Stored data
begin

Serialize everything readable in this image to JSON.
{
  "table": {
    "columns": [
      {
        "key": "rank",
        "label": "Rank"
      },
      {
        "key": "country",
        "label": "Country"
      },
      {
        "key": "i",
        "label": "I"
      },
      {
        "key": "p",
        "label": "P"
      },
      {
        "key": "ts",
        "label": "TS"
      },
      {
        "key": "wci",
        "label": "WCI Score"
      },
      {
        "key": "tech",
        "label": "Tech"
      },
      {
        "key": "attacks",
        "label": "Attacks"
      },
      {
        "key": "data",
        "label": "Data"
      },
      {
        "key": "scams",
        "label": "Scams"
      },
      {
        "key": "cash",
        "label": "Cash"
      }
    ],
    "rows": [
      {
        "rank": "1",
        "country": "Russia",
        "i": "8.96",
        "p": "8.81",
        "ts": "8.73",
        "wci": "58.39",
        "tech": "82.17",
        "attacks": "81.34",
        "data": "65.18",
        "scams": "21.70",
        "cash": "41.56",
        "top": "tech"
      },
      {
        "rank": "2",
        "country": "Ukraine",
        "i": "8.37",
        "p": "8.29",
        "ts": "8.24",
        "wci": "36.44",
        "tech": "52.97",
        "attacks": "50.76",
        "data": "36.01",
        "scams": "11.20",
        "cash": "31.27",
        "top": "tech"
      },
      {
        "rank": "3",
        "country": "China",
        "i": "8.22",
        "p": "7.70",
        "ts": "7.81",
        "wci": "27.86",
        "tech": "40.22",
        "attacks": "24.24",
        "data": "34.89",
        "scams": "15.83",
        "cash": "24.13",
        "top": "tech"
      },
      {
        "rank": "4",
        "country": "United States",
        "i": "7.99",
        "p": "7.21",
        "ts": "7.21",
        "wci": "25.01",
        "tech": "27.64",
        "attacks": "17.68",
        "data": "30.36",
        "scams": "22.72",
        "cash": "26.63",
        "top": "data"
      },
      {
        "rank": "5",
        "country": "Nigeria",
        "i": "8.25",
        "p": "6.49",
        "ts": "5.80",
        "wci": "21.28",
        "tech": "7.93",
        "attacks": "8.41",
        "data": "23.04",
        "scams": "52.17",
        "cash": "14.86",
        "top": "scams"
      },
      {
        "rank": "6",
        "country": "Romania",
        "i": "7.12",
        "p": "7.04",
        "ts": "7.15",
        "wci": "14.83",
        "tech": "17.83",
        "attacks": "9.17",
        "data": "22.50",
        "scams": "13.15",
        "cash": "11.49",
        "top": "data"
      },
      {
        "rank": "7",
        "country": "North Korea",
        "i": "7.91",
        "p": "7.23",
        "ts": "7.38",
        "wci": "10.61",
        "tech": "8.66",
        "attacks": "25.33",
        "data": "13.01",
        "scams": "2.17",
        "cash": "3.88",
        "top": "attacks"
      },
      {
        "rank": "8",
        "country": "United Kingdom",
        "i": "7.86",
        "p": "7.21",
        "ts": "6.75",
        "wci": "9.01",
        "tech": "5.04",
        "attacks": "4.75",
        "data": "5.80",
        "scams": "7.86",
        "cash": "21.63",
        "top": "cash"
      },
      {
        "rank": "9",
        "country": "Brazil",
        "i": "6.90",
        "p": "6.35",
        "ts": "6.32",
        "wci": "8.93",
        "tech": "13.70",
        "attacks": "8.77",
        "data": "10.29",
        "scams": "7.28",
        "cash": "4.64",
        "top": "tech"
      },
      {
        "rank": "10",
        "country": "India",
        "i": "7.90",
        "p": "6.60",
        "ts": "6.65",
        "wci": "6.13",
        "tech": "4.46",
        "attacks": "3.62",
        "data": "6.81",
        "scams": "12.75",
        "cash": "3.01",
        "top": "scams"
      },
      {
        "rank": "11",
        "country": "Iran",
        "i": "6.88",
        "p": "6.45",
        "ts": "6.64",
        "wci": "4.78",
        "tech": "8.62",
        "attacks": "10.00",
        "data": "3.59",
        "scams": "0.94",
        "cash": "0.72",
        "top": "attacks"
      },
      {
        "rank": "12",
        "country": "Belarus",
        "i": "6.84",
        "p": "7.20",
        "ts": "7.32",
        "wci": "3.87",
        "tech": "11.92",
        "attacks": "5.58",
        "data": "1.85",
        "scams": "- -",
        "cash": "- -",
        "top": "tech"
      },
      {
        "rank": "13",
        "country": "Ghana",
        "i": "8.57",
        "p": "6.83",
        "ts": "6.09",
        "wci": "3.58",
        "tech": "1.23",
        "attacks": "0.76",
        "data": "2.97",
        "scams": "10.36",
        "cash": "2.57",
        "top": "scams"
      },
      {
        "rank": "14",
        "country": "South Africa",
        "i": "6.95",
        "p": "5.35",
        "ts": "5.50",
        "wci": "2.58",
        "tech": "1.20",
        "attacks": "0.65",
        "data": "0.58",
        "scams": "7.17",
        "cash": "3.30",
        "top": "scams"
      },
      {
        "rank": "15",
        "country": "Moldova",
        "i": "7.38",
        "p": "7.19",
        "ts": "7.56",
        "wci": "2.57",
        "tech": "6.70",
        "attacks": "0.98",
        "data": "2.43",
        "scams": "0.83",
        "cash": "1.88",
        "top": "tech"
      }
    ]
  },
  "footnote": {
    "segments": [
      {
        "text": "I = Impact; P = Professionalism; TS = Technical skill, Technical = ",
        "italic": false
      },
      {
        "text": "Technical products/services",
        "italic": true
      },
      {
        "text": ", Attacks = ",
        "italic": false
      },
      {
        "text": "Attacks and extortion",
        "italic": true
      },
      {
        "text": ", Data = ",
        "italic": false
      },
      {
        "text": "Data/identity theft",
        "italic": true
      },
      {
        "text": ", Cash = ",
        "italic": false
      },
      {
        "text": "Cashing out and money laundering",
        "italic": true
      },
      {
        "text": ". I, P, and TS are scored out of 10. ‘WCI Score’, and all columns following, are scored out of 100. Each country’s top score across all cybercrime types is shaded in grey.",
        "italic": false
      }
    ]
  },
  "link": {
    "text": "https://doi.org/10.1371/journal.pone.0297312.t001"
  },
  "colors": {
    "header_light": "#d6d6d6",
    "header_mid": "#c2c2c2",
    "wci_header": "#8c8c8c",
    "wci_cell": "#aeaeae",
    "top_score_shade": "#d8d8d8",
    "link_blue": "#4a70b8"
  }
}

end

Set exercise
Copy out each line that contains the word "label".

Final result
        "label": "Rank"
        "label": "Country"
        "label": "I"
        "label": "P"
        "label": "TS"
        "label": "WCI Score"
        "label": "Tech"
        "label": "Attacks"
        "label": "Data"
        "label": "Scams"
        "label": "Cash"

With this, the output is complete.